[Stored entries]
————————

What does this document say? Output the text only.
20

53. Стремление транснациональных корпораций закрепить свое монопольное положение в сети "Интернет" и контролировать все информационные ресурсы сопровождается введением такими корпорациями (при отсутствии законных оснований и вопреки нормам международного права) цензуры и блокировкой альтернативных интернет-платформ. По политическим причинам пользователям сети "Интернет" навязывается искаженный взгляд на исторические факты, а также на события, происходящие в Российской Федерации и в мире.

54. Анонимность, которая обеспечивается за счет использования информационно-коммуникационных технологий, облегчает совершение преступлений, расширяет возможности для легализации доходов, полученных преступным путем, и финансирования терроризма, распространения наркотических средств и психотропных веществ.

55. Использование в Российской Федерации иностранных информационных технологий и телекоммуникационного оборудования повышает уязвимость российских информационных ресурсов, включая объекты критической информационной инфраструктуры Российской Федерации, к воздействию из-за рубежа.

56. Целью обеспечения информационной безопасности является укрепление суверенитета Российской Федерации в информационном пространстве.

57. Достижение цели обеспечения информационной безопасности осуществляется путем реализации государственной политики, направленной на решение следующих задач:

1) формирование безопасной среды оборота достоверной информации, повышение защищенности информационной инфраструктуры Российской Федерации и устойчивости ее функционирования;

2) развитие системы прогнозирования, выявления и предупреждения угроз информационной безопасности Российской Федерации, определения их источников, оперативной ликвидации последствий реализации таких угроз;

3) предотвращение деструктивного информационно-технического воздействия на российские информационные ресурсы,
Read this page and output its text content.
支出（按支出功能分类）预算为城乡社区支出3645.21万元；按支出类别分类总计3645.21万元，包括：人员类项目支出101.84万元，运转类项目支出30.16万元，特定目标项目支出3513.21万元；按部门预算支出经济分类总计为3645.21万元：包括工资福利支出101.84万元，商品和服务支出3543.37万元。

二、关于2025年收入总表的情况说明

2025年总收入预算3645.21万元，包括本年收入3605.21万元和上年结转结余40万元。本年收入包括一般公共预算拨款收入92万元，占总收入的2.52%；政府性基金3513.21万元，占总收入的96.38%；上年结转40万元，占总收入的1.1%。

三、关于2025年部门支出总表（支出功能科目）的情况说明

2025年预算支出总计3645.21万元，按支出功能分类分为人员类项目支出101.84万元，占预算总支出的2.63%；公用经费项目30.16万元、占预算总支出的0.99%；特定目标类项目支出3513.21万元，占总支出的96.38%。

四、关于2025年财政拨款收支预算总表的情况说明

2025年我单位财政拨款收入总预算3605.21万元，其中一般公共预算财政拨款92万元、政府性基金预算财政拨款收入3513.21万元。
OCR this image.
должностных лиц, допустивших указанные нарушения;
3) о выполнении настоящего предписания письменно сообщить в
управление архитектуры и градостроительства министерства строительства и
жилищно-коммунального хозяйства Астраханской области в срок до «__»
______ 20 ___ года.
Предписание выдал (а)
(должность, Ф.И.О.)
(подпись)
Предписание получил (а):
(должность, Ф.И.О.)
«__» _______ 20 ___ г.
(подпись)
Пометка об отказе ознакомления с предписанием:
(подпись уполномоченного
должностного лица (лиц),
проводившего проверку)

————————

Tally the lines above that contain the word "безопасности", and reply with only the number.

▶ _WRITTEN RESPONSE_: 3